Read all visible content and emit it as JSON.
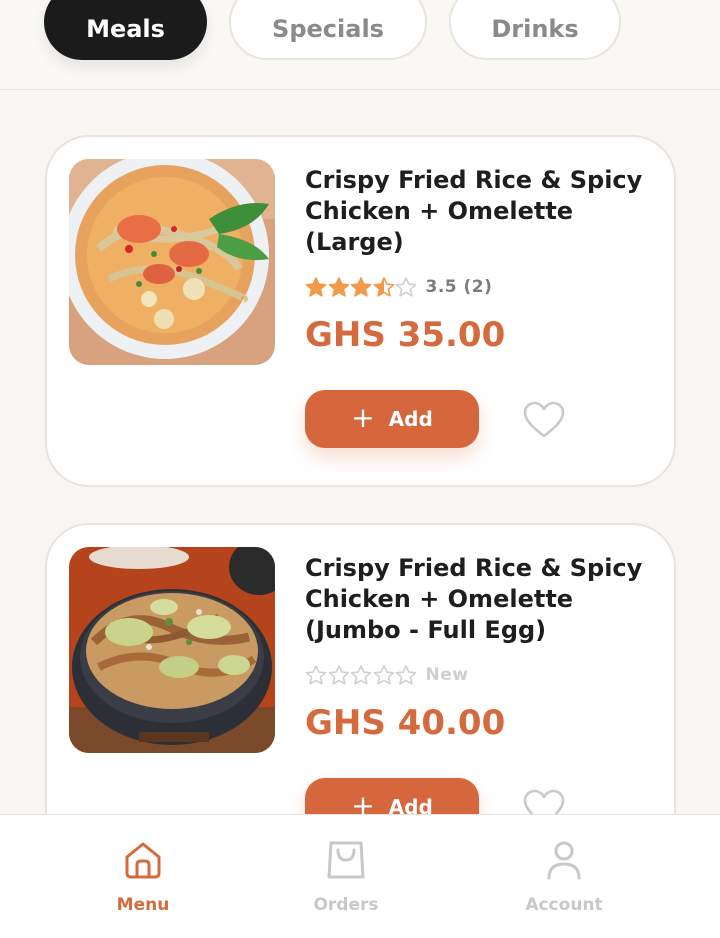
{
  "tabs": [
    {
      "label": "Meals",
      "active": true
    },
    {
      "label": "Specials",
      "active": false
    },
    {
      "label": "Drinks",
      "active": false
    }
  ],
  "items": [
    {
      "title": "Crispy Fried Rice & Spicy Chicken + Omelette (Large)",
      "rating": 3.5,
      "rating_text": "3.5 (2)",
      "price": "GHS 35.00",
      "add_label": "Add",
      "image": "noodle-soup-bowl"
    },
    {
      "title": "Crispy Fried Rice & Spicy Chicken + Omelette (Jumbo - Full Egg)",
      "rating": 0,
      "rating_text": "New",
      "price": "GHS 40.00",
      "add_label": "Add",
      "image": "stir-fry-noodles-pot"
    }
  ],
  "nav": [
    {
      "label": "Menu",
      "icon": "home-icon",
      "active": true
    },
    {
      "label": "Orders",
      "icon": "shopping-bag-icon",
      "active": false
    },
    {
      "label": "Account",
      "icon": "user-icon",
      "active": false
    }
  ],
  "colors": {
    "accent": "#d6673d",
    "star_filled": "#f2994a",
    "star_empty": "#d0d0d0",
    "tab_active_bg": "#1b1b1b"
  }
}
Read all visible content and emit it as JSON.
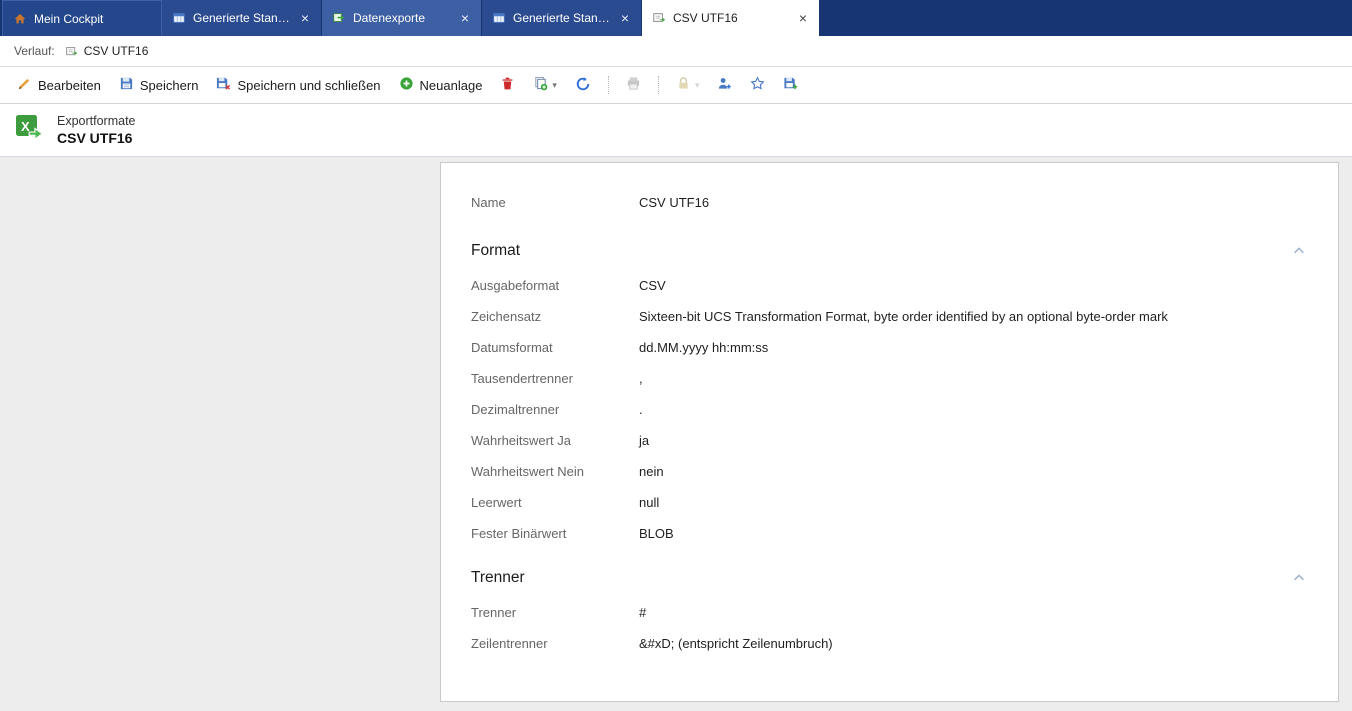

◆ ◆ ◆ ◆ ◆ ◆ ◆

* **Given problem**:
Transcribe all entries above exactly. Drop the pictures.

* **Task output**:
Read all visible content and emit it as JSON.
{
  "tabs": [
    {
      "label": "Meals",
      "active": true
    },
    {
      "label": "Specials",
      "active": false
    },
    {
      "label": "Drinks",
      "active": false
    }
  ],
  "items": [
    {
      "title": "Crispy Fried Rice & Spicy Chicken + Omelette (Large)",
      "rating": 3.5,
      "rating_text": "3.5 (2)",
      "price": "GHS 35.00",
      "add_label": "Add",
      "image": "noodle-soup-bowl"
    },
    {
      "title": "Crispy Fried Rice & Spicy Chicken + Omelette (Jumbo - Full Egg)",
      "rating": 0,
      "rating_text": "New",
      "price": "GHS 40.00",
      "add_label": "Add",
      "image": "stir-fry-noodles-pot"
    }
  ],
  "nav": [
    {
      "label": "Menu",
      "icon": "home-icon",
      "active": true
    },
    {
      "label": "Orders",
      "icon": "shopping-bag-icon",
      "active": false
    },
    {
      "label": "Account",
      "icon": "user-icon",
      "active": false
    }
  ],
  "colors": {
    "accent": "#d6673d",
    "star_filled": "#f2994a",
    "star_empty": "#d0d0d0",
    "tab_active_bg": "#1b1b1b"
  }
}
Read all visible content and emit it as JSON.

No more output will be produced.